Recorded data
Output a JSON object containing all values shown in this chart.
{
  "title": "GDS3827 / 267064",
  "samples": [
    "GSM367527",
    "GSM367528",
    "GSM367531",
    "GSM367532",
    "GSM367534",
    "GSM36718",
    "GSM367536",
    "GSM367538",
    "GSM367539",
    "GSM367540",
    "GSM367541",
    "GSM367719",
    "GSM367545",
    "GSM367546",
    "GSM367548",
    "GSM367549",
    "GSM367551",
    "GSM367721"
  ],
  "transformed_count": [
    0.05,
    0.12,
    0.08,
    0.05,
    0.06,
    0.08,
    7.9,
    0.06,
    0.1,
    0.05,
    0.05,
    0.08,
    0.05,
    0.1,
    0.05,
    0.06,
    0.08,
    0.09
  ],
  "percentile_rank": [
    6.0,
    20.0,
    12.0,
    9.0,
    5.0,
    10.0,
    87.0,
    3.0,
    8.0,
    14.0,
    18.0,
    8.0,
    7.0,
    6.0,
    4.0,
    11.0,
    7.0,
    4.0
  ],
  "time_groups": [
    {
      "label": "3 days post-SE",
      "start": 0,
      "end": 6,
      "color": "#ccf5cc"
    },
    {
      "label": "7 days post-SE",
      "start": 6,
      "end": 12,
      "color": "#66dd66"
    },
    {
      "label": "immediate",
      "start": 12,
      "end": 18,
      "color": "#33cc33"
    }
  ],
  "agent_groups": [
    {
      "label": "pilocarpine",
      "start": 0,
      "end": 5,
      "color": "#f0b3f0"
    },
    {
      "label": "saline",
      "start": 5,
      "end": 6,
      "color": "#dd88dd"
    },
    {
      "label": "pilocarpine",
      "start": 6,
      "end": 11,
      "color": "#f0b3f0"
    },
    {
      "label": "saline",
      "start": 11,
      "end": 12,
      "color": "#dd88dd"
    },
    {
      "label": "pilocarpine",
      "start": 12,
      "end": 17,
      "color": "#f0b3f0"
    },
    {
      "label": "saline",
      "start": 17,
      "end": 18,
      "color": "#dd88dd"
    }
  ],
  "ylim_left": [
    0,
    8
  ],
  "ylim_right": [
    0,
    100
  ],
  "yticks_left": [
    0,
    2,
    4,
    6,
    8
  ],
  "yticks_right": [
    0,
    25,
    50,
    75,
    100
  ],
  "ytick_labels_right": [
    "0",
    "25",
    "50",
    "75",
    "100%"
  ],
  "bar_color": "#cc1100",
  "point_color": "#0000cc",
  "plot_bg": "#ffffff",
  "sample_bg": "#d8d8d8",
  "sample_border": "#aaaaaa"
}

§ What to do
All of the data needs to be reproduced exactly, with no line missing.

§ Output
Output a JSON object containing all values shown in this chart.
{
  "title": "GDS3827 / 267064",
  "samples": [
    "GSM367527",
    "GSM367528",
    "GSM367531",
    "GSM367532",
    "GSM367534",
    "GSM36718",
    "GSM367536",
    "GSM367538",
    "GSM367539",
    "GSM367540",
    "GSM367541",
    "GSM367719",
    "GSM367545",
    "GSM367546",
    "GSM367548",
    "GSM367549",
    "GSM367551",
    "GSM367721"
  ],
  "transformed_count": [
    0.05,
    0.12,
    0.08,
    0.05,
    0.06,
    0.08,
    7.9,
    0.06,
    0.1,
    0.05,
    0.05,
    0.08,
    0.05,
    0.1,
    0.05,
    0.06,
    0.08,
    0.09
  ],
  "percentile_rank": [
    6.0,
    20.0,
    12.0,
    9.0,
    5.0,
    10.0,
    87.0,
    3.0,
    8.0,
    14.0,
    18.0,
    8.0,
    7.0,
    6.0,
    4.0,
    11.0,
    7.0,
    4.0
  ],
  "time_groups": [
    {
      "label": "3 days post-SE",
      "start": 0,
      "end": 6,
      "color": "#ccf5cc"
    },
    {
      "label": "7 days post-SE",
      "start": 6,
      "end": 12,
      "color": "#66dd66"
    },
    {
      "label": "immediate",
      "start": 12,
      "end": 18,
      "color": "#33cc33"
    }
  ],
  "agent_groups": [
    {
      "label": "pilocarpine",
      "start": 0,
      "end": 5,
      "color": "#f0b3f0"
    },
    {
      "label": "saline",
      "start": 5,
      "end": 6,
      "color": "#dd88dd"
    },
    {
      "label": "pilocarpine",
      "start": 6,
      "end": 11,
      "color": "#f0b3f0"
    },
    {
      "label": "saline",
      "start": 11,
      "end": 12,
      "color": "#dd88dd"
    },
    {
      "label": "pilocarpine",
      "start": 12,
      "end": 17,
      "color": "#f0b3f0"
    },
    {
      "label": "saline",
      "start": 17,
      "end": 18,
      "color": "#dd88dd"
    }
  ],
  "ylim_left": [
    0,
    8
  ],
  "ylim_right": [
    0,
    100
  ],
  "yticks_left": [
    0,
    2,
    4,
    6,
    8
  ],
  "yticks_right": [
    0,
    25,
    50,
    75,
    100
  ],
  "ytick_labels_right": [
    "0",
    "25",
    "50",
    "75",
    "100%"
  ],
  "bar_color": "#cc1100",
  "point_color": "#0000cc",
  "plot_bg": "#ffffff",
  "sample_bg": "#d8d8d8",
  "sample_border": "#aaaaaa"
}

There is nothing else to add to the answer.